++++ Material for the task
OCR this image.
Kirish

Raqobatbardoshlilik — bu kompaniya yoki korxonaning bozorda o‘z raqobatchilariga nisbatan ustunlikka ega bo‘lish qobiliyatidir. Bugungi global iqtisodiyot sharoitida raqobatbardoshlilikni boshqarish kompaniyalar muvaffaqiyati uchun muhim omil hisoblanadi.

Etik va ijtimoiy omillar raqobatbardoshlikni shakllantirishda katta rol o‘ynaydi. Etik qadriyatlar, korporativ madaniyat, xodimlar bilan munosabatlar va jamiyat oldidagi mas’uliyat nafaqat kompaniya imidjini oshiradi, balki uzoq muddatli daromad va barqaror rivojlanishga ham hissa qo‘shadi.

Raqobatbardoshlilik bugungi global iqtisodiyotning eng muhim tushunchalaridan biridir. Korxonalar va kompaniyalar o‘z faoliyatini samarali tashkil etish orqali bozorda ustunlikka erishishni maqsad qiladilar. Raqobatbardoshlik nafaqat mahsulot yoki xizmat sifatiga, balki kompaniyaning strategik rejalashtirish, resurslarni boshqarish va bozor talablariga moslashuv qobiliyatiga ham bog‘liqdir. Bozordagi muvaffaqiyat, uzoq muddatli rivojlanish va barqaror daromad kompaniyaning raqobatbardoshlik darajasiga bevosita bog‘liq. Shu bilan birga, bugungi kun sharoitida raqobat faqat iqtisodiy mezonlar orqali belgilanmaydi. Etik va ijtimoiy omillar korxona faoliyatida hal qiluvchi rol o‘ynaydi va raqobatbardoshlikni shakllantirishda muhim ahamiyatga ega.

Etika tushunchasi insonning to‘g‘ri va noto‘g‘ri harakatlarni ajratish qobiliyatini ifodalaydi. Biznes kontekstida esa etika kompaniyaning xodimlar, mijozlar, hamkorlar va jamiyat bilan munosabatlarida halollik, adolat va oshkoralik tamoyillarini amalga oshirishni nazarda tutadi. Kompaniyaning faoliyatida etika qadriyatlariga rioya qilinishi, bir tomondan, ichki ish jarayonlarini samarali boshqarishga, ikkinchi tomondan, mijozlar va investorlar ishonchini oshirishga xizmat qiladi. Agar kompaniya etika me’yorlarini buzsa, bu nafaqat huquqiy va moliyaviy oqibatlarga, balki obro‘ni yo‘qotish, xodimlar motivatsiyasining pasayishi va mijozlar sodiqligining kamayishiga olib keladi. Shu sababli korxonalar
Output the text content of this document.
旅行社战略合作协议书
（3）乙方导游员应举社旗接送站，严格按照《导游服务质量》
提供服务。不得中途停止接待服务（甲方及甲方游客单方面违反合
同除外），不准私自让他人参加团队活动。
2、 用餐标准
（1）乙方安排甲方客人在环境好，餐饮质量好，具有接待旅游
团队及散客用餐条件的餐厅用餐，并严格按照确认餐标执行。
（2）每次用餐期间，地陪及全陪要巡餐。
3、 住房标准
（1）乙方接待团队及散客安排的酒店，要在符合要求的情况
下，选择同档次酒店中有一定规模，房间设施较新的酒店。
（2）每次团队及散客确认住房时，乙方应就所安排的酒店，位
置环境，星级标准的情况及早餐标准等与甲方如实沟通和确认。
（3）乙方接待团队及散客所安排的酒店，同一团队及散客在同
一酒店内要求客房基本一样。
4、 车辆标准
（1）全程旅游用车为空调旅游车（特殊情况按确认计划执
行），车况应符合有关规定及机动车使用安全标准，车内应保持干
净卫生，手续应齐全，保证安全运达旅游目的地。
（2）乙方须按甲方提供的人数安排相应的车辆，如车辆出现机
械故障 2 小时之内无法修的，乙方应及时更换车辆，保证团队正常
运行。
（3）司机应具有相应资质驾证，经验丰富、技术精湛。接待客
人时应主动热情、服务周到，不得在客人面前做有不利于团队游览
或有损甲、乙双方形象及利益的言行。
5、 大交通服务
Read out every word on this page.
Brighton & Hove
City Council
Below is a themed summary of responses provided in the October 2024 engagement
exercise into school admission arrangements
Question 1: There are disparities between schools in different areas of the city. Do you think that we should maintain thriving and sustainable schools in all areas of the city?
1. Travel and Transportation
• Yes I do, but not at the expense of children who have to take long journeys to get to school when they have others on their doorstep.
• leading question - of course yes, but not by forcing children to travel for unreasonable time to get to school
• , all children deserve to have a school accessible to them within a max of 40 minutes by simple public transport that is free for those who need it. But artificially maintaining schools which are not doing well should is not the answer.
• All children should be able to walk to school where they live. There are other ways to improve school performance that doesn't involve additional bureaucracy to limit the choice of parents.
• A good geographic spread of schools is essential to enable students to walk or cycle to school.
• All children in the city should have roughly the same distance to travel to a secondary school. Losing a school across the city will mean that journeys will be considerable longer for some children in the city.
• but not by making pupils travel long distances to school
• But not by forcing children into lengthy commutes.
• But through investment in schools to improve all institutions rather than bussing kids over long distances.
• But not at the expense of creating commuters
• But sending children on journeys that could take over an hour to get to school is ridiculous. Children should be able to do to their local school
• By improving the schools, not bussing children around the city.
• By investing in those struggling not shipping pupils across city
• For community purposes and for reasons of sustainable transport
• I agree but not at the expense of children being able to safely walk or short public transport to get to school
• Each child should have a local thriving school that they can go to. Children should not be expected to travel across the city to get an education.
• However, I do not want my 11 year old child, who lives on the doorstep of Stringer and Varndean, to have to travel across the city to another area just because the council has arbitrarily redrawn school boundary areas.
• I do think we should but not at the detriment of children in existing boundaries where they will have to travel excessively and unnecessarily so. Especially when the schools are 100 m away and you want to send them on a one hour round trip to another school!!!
++++++++
Aim: Your task is to transcribe the material exactly.

Completed exercise:
OCR this image.
Kirish

Raqobatbardoshlilik — bu kompaniya yoki korxonaning bozorda o‘z raqobatchilariga nisbatan ustunlikka ega bo‘lish qobiliyatidir. Bugungi global iqtisodiyot sharoitida raqobatbardoshlilikni boshqarish kompaniyalar muvaffaqiyati uchun muhim omil hisoblanadi.

Etik va ijtimoiy omillar raqobatbardoshlikni shakllantirishda katta rol o‘ynaydi. Etik qadriyatlar, korporativ madaniyat, xodimlar bilan munosabatlar va jamiyat oldidagi mas’uliyat nafaqat kompaniya imidjini oshiradi, balki uzoq muddatli daromad va barqaror rivojlanishga ham hissa qo‘shadi.

Raqobatbardoshlilik bugungi global iqtisodiyotning eng muhim tushunchalaridan biridir. Korxonalar va kompaniyalar o‘z faoliyatini samarali tashkil etish orqali bozorda ustunlikka erishishni maqsad qiladilar. Raqobatbardoshlik nafaqat mahsulot yoki xizmat sifatiga, balki kompaniyaning strategik rejalashtirish, resurslarni boshqarish va bozor talablariga moslashuv qobiliyatiga ham bog‘liqdir. Bozordagi muvaffaqiyat, uzoq muddatli rivojlanish va barqaror daromad kompaniyaning raqobatbardoshlik darajasiga bevosita bog‘liq. Shu bilan birga, bugungi kun sharoitida raqobat faqat iqtisodiy mezonlar orqali belgilanmaydi. Etik va ijtimoiy omillar korxona faoliyatida hal qiluvchi rol o‘ynaydi va raqobatbardoshlikni shakllantirishda muhim ahamiyatga ega.

Etika tushunchasi insonning to‘g‘ri va noto‘g‘ri harakatlarni ajratish qobiliyatini ifodalaydi. Biznes kontekstida esa etika kompaniyaning xodimlar, mijozlar, hamkorlar va jamiyat bilan munosabatlarida halollik, adolat va oshkoralik tamoyillarini amalga oshirishni nazarda tutadi. Kompaniyaning faoliyatida etika qadriyatlariga rioya qilinishi, bir tomondan, ichki ish jarayonlarini samarali boshqarishga, ikkinchi tomondan, mijozlar va investorlar ishonchini oshirishga xizmat qiladi. Agar kompaniya etika me’yorlarini buzsa, bu nafaqat huquqiy va moliyaviy oqibatlarga, balki obro‘ni yo‘qotish, xodimlar motivatsiyasining pasayishi va mijozlar sodiqligining kamayishiga olib keladi. Shu sababli korxonalar
Output the text content of this document.
旅行社战略合作协议书
（3）乙方导游员应举社旗接送站，严格按照《导游服务质量》
提供服务。不得中途停止接待服务（甲方及甲方游客单方面违反合
同除外），不准私自让他人参加团队活动。
2、 用餐标准
（1）乙方安排甲方客人在环境好，餐饮质量好，具有接待旅游
团队及散客用餐条件的餐厅用餐，并严格按照确认餐标执行。
（2）每次用餐期间，地陪及全陪要巡餐。
3、 住房标准
（1）乙方接待团队及散客安排的酒店，要在符合要求的情况
下，选择同档次酒店中有一定规模，房间设施较新的酒店。
（2）每次团队及散客确认住房时，乙方应就所安排的酒店，位
置环境，星级标准的情况及早餐标准等与甲方如实沟通和确认。
（3）乙方接待团队及散客所安排的酒店，同一团队及散客在同
一酒店内要求客房基本一样。
4、 车辆标准
（1）全程旅游用车为空调旅游车（特殊情况按确认计划执
行），车况应符合有关规定及机动车使用安全标准，车内应保持干
净卫生，手续应齐全，保证安全运达旅游目的地。
（2）乙方须按甲方提供的人数安排相应的车辆，如车辆出现机
械故障 2 小时之内无法修的，乙方应及时更换车辆，保证团队正常
运行。
（3）司机应具有相应资质驾证，经验丰富、技术精湛。接待客
人时应主动热情、服务周到，不得在客人面前做有不利于团队游览
或有损甲、乙双方形象及利益的言行。
5、 大交通服务
Read out every word on this page.
Brighton & Hove
City Council
Below is a themed summary of responses provided in the October 2024 engagement
exercise into school admission arrangements
Question 1: There are disparities between schools in different areas of the city. Do you think that we should maintain thriving and sustainable schools in all areas of the city?
1. Travel and Transportation
• Yes I do, but not at the expense of children who have to take long journeys to get to school when they have others on their doorstep.
• leading question - of course yes, but not by forcing children to travel for unreasonable time to get to school
• , all children deserve to have a school accessible to them within a max of 40 minutes by simple public transport that is free for those who need it. But artificially maintaining schools which are not doing well should is not the answer.
• All children should be able to walk to school where they live. There are other ways to improve school performance that doesn't involve additional bureaucracy to limit the choice of parents.
• A good geographic spread of schools is essential to enable students to walk or cycle to school.
• All children in the city should have roughly the same distance to travel to a secondary school. Losing a school across the city will mean that journeys will be considerable longer for some children in the city.
• but not by making pupils travel long distances to school
• But not by forcing children into lengthy commutes.
• But through investment in schools to improve all institutions rather than bussing kids over long distances.
• But not at the expense of creating commuters
• But sending children on journeys that could take over an hour to get to school is ridiculous. Children should be able to do to their local school
• By improving the schools, not bussing children around the city.
• By investing in those struggling not shipping pupils across city
• For community purposes and for reasons of sustainable transport
• I agree but not at the expense of children being able to safely walk or short public transport to get to school
• Each child should have a local thriving school that they can go to. Children should not be expected to travel across the city to get an education.
• However, I do not want my 11 year old child, who lives on the doorstep of Stringer and Varndean, to have to travel across the city to another area just because the council has arbitrarily redrawn school boundary areas.
• I do think we should but not at the detriment of children in existing boundaries where they will have to travel excessively and unnecessarily so. Especially when the schools are 100 m away and you want to send them on a one hour round trip to another school!!!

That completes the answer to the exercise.